## [WRITTEN EXERCISE]
From the entries below, gather every line containing the string "JSON".

## [DATA]
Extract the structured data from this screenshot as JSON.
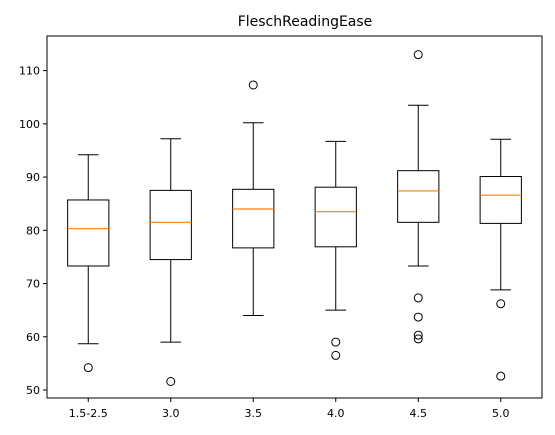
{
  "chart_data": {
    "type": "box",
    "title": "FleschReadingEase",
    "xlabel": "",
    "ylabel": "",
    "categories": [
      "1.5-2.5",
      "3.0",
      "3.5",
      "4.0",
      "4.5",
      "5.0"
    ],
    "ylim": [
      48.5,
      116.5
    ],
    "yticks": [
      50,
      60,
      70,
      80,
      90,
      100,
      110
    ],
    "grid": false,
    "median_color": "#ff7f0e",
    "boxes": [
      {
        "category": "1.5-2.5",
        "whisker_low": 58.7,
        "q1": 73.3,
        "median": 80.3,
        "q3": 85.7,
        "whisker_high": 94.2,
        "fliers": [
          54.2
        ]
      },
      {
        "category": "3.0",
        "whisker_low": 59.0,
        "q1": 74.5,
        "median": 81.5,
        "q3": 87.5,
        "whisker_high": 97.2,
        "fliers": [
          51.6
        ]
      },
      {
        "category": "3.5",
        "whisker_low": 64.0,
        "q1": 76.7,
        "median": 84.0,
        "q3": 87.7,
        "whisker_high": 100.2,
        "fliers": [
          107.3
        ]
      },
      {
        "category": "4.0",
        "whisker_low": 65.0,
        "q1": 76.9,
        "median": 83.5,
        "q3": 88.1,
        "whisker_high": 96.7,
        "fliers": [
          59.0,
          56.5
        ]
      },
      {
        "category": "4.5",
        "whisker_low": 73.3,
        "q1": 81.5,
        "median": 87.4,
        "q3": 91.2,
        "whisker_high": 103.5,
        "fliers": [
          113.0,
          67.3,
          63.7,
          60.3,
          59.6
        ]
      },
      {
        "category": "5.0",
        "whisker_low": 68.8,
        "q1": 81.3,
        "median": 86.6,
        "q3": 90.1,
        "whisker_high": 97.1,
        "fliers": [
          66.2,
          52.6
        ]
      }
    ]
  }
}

...

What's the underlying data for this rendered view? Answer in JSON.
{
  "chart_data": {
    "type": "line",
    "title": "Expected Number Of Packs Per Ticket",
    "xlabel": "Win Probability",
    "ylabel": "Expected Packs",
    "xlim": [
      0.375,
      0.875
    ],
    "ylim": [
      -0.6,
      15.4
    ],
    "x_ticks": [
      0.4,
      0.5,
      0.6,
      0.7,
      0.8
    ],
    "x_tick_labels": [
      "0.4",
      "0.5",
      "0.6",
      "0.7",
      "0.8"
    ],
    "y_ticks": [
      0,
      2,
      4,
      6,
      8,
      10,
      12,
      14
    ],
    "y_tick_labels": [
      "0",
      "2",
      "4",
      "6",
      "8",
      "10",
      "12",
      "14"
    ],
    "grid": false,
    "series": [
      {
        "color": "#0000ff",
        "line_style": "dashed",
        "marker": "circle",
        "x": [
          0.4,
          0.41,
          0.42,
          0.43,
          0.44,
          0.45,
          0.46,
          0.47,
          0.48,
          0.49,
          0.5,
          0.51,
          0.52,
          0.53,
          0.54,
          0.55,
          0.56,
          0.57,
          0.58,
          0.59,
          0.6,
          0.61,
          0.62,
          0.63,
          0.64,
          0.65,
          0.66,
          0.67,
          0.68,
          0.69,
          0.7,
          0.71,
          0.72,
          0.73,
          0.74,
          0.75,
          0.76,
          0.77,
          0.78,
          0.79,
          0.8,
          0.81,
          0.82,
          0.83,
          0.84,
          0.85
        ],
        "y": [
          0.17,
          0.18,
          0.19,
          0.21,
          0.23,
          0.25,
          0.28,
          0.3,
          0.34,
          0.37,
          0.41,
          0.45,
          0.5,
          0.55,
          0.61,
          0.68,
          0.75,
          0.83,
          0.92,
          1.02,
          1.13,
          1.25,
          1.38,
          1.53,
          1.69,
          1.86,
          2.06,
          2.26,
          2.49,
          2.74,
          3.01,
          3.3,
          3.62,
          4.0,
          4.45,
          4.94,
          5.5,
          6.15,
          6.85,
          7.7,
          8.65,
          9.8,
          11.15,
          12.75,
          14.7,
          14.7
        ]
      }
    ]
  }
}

---

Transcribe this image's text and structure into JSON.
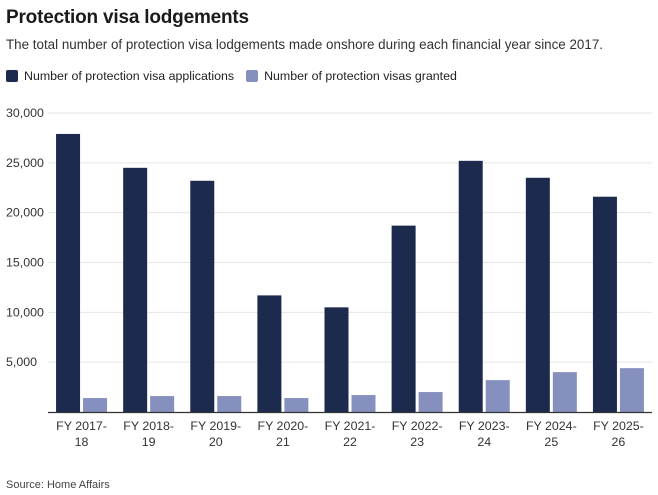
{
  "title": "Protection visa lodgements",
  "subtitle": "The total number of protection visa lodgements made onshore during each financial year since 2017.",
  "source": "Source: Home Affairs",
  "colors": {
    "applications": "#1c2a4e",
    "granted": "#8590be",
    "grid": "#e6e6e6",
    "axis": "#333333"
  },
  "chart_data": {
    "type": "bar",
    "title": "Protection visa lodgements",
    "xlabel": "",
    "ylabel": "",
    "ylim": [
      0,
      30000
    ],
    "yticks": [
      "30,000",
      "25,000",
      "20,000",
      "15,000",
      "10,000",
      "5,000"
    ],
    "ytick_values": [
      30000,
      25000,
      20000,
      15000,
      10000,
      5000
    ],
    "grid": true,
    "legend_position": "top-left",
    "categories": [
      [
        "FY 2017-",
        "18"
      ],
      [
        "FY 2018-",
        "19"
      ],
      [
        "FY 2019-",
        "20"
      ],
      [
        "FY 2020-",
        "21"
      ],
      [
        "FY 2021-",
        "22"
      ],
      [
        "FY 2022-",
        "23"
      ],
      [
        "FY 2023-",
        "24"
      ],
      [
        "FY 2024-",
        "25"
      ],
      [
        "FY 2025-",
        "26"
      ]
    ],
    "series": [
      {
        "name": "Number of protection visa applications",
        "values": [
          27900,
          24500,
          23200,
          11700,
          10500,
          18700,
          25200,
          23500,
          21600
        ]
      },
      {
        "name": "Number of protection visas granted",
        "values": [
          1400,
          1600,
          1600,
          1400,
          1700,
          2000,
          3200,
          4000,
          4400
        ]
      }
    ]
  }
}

## [SOLUTION TO THIS TASK]
Extract the structured data from this screenshot as JSON.
What's the underlying data for this rendered view? Answer in JSON.
Transcribe this image's text and structure into JSON.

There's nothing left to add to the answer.